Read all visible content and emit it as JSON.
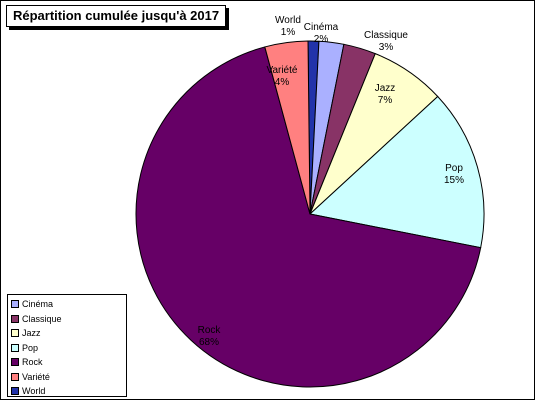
{
  "chart_data": {
    "type": "pie",
    "title": "Répartition cumulée jusqu'à 2017",
    "slices": [
      {
        "name": "World",
        "pct_label": "1%",
        "value": 1,
        "color": "#2233aa"
      },
      {
        "name": "Cinéma",
        "pct_label": "2%",
        "value": 2.3,
        "color": "#aab0ff"
      },
      {
        "name": "Classique",
        "pct_label": "3%",
        "value": 3,
        "color": "#883366"
      },
      {
        "name": "Jazz",
        "pct_label": "7%",
        "value": 7,
        "color": "#ffffcc"
      },
      {
        "name": "Pop",
        "pct_label": "15%",
        "value": 15,
        "color": "#ccffff"
      },
      {
        "name": "Rock",
        "pct_label": "68%",
        "value": 67.7,
        "color": "#660066"
      },
      {
        "name": "Variété",
        "pct_label": "4%",
        "value": 4,
        "color": "#ff8080"
      }
    ],
    "legend": {
      "placement": "bottom-left",
      "entries": [
        "Cinéma",
        "Classique",
        "Jazz",
        "Pop",
        "Rock",
        "Variété",
        "World"
      ]
    }
  }
}
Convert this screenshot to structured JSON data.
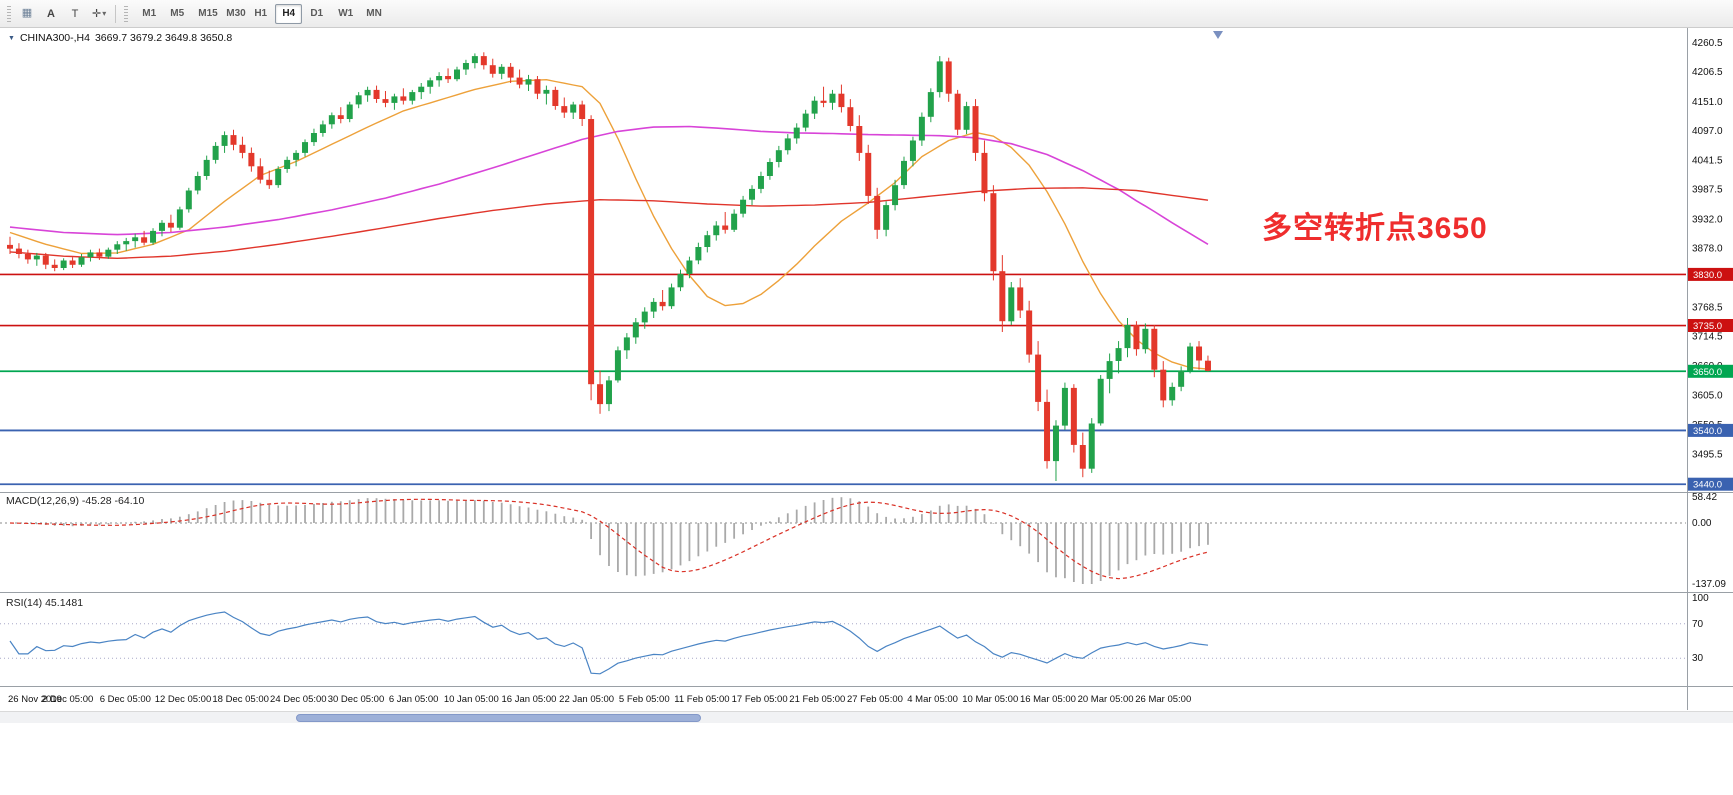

════

Extract every line containing the string "color" from the material.

        "color": "#2233aa"
        "color": "#aab0ff"
        "color": "#883366"
        "color": "#ffffcc"
        "color": "#ccffff"
        "color": "#660066"
        "color": "#ff8080"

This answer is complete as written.